- **Short task**
Reproduce the records below in their entirety, character for character.

- **Given records**

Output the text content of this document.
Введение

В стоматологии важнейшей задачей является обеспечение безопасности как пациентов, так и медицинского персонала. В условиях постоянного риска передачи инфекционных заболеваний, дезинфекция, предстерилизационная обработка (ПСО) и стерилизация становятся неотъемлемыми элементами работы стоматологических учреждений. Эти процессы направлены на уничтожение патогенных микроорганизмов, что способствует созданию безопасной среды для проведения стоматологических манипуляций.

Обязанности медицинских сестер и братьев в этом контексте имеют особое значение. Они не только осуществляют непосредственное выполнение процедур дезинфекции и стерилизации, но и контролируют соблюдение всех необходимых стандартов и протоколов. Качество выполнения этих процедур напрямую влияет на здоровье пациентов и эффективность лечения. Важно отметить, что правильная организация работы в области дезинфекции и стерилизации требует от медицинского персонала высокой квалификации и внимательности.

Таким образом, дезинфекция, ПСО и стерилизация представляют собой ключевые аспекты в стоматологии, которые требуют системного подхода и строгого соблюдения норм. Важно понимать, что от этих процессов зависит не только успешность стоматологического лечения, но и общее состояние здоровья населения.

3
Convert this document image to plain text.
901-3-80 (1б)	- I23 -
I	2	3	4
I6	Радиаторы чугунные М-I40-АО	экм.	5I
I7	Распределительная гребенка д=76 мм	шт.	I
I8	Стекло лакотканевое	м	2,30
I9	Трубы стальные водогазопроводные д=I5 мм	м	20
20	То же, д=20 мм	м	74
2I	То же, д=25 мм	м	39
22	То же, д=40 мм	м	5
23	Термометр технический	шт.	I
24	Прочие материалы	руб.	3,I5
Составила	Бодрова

- **Correct response**
Output the text content of this document.
Введение

В стоматологии важнейшей задачей является обеспечение безопасности как пациентов, так и медицинского персонала. В условиях постоянного риска передачи инфекционных заболеваний, дезинфекция, предстерилизационная обработка (ПСО) и стерилизация становятся неотъемлемыми элементами работы стоматологических учреждений. Эти процессы направлены на уничтожение патогенных микроорганизмов, что способствует созданию безопасной среды для проведения стоматологических манипуляций.

Обязанности медицинских сестер и братьев в этом контексте имеют особое значение. Они не только осуществляют непосредственное выполнение процедур дезинфекции и стерилизации, но и контролируют соблюдение всех необходимых стандартов и протоколов. Качество выполнения этих процедур напрямую влияет на здоровье пациентов и эффективность лечения. Важно отметить, что правильная организация работы в области дезинфекции и стерилизации требует от медицинского персонала высокой квалификации и внимательности.

Таким образом, дезинфекция, ПСО и стерилизация представляют собой ключевые аспекты в стоматологии, которые требуют системного подхода и строгого соблюдения норм. Важно понимать, что от этих процессов зависит не только успешность стоматологического лечения, но и общее состояние здоровья населения.

3
Convert this document image to plain text.
901-3-80 (1б)	- I23 -
I	2	3	4
I6	Радиаторы чугунные М-I40-АО	экм.	5I
I7	Распределительная гребенка д=76 мм	шт.	I
I8	Стекло лакотканевое	м	2,30
I9	Трубы стальные водогазопроводные д=I5 мм	м	20
20	То же, д=20 мм	м	74
2I	То же, д=25 мм	м	39
22	То же, д=40 мм	м	5
23	Термометр технический	шт.	I
24	Прочие материалы	руб.	3,I5
Составила	Бодрова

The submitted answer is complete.